## GOAL
Write the data out again in full, with no departure from the original.

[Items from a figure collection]
(begin)

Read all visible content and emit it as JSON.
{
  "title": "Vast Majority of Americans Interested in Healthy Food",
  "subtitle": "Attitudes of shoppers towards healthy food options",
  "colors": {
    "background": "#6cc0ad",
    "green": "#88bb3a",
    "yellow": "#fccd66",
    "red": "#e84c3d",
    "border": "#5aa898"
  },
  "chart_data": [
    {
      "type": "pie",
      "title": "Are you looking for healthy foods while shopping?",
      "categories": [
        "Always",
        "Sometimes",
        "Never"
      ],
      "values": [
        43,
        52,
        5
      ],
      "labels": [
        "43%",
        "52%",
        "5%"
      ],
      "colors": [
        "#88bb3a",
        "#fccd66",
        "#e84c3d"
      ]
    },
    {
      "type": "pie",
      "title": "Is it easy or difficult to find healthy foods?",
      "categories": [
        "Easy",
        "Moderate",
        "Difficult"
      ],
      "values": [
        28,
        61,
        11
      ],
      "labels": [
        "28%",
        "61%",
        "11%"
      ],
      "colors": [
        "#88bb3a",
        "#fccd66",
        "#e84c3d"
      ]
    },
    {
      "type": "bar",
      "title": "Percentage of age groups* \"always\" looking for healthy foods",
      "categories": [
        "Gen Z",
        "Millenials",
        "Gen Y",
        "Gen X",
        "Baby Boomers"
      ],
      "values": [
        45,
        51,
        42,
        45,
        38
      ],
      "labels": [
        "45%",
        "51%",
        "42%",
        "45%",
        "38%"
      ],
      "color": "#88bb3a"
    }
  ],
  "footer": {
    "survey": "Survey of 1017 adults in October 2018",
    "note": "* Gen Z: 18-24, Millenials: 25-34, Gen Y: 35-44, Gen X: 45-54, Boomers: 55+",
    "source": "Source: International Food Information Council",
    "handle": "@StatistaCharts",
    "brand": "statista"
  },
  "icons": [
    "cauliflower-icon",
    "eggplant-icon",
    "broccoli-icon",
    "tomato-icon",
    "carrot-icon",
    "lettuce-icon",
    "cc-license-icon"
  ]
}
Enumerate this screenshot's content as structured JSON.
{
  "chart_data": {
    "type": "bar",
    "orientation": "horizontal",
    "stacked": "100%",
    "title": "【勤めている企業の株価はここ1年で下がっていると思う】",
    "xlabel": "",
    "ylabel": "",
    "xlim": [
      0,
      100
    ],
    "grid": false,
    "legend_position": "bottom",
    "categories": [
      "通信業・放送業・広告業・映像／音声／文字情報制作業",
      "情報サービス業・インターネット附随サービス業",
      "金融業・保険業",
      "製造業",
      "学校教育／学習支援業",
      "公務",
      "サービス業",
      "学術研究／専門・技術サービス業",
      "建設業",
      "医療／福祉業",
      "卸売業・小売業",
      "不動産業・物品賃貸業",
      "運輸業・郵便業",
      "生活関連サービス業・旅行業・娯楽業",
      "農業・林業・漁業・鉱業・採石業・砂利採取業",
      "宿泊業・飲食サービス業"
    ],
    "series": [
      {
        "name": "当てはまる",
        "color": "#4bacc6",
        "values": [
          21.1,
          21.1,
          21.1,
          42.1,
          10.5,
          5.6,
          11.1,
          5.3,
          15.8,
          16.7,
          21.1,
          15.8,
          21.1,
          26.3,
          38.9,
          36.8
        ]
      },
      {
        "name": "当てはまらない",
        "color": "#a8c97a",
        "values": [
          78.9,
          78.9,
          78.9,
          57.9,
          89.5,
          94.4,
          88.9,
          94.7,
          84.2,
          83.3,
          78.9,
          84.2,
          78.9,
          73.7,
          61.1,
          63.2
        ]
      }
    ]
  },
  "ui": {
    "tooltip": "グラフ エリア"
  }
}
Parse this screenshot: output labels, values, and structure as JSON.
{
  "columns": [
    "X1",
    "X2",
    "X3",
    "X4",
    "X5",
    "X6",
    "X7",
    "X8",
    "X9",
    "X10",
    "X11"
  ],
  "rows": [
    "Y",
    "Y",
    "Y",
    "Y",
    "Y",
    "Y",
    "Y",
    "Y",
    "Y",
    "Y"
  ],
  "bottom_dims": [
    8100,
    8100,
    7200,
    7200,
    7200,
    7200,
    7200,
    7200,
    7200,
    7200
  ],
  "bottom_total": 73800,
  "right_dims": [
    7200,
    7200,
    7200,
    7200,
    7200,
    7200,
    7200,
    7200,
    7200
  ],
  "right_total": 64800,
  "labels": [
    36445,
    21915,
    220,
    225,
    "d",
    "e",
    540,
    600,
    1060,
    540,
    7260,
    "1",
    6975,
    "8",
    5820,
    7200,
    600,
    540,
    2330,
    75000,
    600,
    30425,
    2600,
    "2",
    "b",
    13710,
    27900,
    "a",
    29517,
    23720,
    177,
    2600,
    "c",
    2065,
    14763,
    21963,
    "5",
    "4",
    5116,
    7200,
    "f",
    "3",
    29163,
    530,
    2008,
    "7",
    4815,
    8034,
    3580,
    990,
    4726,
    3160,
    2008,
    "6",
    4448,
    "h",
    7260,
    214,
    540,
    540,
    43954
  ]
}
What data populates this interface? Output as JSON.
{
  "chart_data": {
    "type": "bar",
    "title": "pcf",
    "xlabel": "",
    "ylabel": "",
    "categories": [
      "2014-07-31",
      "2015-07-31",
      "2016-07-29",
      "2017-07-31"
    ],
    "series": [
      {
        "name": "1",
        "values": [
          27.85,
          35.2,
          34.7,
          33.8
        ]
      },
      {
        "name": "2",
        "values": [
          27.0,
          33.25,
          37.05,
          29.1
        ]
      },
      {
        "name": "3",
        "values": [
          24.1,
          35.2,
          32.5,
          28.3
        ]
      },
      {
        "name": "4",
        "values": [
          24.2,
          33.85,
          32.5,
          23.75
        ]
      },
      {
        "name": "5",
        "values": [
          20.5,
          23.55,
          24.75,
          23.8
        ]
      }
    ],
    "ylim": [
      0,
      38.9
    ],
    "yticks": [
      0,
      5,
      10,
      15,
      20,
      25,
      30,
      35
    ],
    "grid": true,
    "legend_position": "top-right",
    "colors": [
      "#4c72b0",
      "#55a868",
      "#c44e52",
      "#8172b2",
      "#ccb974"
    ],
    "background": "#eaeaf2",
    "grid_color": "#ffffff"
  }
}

(end)

## RESULT FOR THIS TASK
Read all visible content and emit it as JSON.
{
  "title": "Vast Majority of Americans Interested in Healthy Food",
  "subtitle": "Attitudes of shoppers towards healthy food options",
  "colors": {
    "background": "#6cc0ad",
    "green": "#88bb3a",
    "yellow": "#fccd66",
    "red": "#e84c3d",
    "border": "#5aa898"
  },
  "chart_data": [
    {
      "type": "pie",
      "title": "Are you looking for healthy foods while shopping?",
      "categories": [
        "Always",
        "Sometimes",
        "Never"
      ],
      "values": [
        43,
        52,
        5
      ],
      "labels": [
        "43%",
        "52%",
        "5%"
      ],
      "colors": [
        "#88bb3a",
        "#fccd66",
        "#e84c3d"
      ]
    },
    {
      "type": "pie",
      "title": "Is it easy or difficult to find healthy foods?",
      "categories": [
        "Easy",
        "Moderate",
        "Difficult"
      ],
      "values": [
        28,
        61,
        11
      ],
      "labels": [
        "28%",
        "61%",
        "11%"
      ],
      "colors": [
        "#88bb3a",
        "#fccd66",
        "#e84c3d"
      ]
    },
    {
      "type": "bar",
      "title": "Percentage of age groups* \"always\" looking for healthy foods",
      "categories": [
        "Gen Z",
        "Millenials",
        "Gen Y",
        "Gen X",
        "Baby Boomers"
      ],
      "values": [
        45,
        51,
        42,
        45,
        38
      ],
      "labels": [
        "45%",
        "51%",
        "42%",
        "45%",
        "38%"
      ],
      "color": "#88bb3a"
    }
  ],
  "footer": {
    "survey": "Survey of 1017 adults in October 2018",
    "note": "* Gen Z: 18-24, Millenials: 25-34, Gen Y: 35-44, Gen X: 45-54, Boomers: 55+",
    "source": "Source: International Food Information Council",
    "handle": "@StatistaCharts",
    "brand": "statista"
  },
  "icons": [
    "cauliflower-icon",
    "eggplant-icon",
    "broccoli-icon",
    "tomato-icon",
    "carrot-icon",
    "lettuce-icon",
    "cc-license-icon"
  ]
}
Enumerate this screenshot's content as structured JSON.
{
  "chart_data": {
    "type": "bar",
    "orientation": "horizontal",
    "stacked": "100%",
    "title": "【勤めている企業の株価はここ1年で下がっていると思う】",
    "xlabel": "",
    "ylabel": "",
    "xlim": [
      0,
      100
    ],
    "grid": false,
    "legend_position": "bottom",
    "categories": [
      "通信業・放送業・広告業・映像／音声／文字情報制作業",
      "情報サービス業・インターネット附随サービス業",
      "金融業・保険業",
      "製造業",
      "学校教育／学習支援業",
      "公務",
      "サービス業",
      "学術研究／専門・技術サービス業",
      "建設業",
      "医療／福祉業",
      "卸売業・小売業",
      "不動産業・物品賃貸業",
      "運輸業・郵便業",
      "生活関連サービス業・旅行業・娯楽業",
      "農業・林業・漁業・鉱業・採石業・砂利採取業",
      "宿泊業・飲食サービス業"
    ],
    "series": [
      {
        "name": "当てはまる",
        "color": "#4bacc6",
        "values": [
          21.1,
          21.1,
          21.1,
          42.1,
          10.5,
          5.6,
          11.1,
          5.3,
          15.8,
          16.7,
          21.1,
          15.8,
          21.1,
          26.3,
          38.9,
          36.8
        ]
      },
      {
        "name": "当てはまらない",
        "color": "#a8c97a",
        "values": [
          78.9,
          78.9,
          78.9,
          57.9,
          89.5,
          94.4,
          88.9,
          94.7,
          84.2,
          83.3,
          78.9,
          84.2,
          78.9,
          73.7,
          61.1,
          63.2
        ]
      }
    ]
  },
  "ui": {
    "tooltip": "グラフ エリア"
  }
}
Parse this screenshot: output labels, values, and structure as JSON.
{
  "columns": [
    "X1",
    "X2",
    "X3",
    "X4",
    "X5",
    "X6",
    "X7",
    "X8",
    "X9",
    "X10",
    "X11"
  ],
  "rows": [
    "Y",
    "Y",
    "Y",
    "Y",
    "Y",
    "Y",
    "Y",
    "Y",
    "Y",
    "Y"
  ],
  "bottom_dims": [
    8100,
    8100,
    7200,
    7200,
    7200,
    7200,
    7200,
    7200,
    7200,
    7200
  ],
  "bottom_total": 73800,
  "right_dims": [
    7200,
    7200,
    7200,
    7200,
    7200,
    7200,
    7200,
    7200,
    7200
  ],
  "right_total": 64800,
  "labels": [
    36445,
    21915,
    220,
    225,
    "d",
    "e",
    540,
    600,
    1060,
    540,
    7260,
    "1",
    6975,
    "8",
    5820,
    7200,
    600,
    540,
    2330,
    75000,
    600,
    30425,
    2600,
    "2",
    "b",
    13710,
    27900,
    "a",
    29517,
    23720,
    177,
    2600,
    "c",
    2065,
    14763,
    21963,
    "5",
    "4",
    5116,
    7200,
    "f",
    "3",
    29163,
    530,
    2008,
    "7",
    4815,
    8034,
    3580,
    990,
    4726,
    3160,
    2008,
    "6",
    4448,
    "h",
    7260,
    214,
    540,
    540,
    43954
  ]
}
What data populates this interface? Output as JSON.
{
  "chart_data": {
    "type": "bar",
    "title": "pcf",
    "xlabel": "",
    "ylabel": "",
    "categories": [
      "2014-07-31",
      "2015-07-31",
      "2016-07-29",
      "2017-07-31"
    ],
    "series": [
      {
        "name": "1",
        "values": [
          27.85,
          35.2,
          34.7,
          33.8
        ]
      },
      {
        "name": "2",
        "values": [
          27.0,
          33.25,
          37.05,
          29.1
        ]
      },
      {
        "name": "3",
        "values": [
          24.1,
          35.2,
          32.5,
          28.3
        ]
      },
      {
        "name": "4",
        "values": [
          24.2,
          33.85,
          32.5,
          23.75
        ]
      },
      {
        "name": "5",
        "values": [
          20.5,
          23.55,
          24.75,
          23.8
        ]
      }
    ],
    "ylim": [
      0,
      38.9
    ],
    "yticks": [
      0,
      5,
      10,
      15,
      20,
      25,
      30,
      35
    ],
    "grid": true,
    "legend_position": "top-right",
    "colors": [
      "#4c72b0",
      "#55a868",
      "#c44e52",
      "#8172b2",
      "#ccb974"
    ],
    "background": "#eaeaf2",
    "grid_color": "#ffffff"
  }
}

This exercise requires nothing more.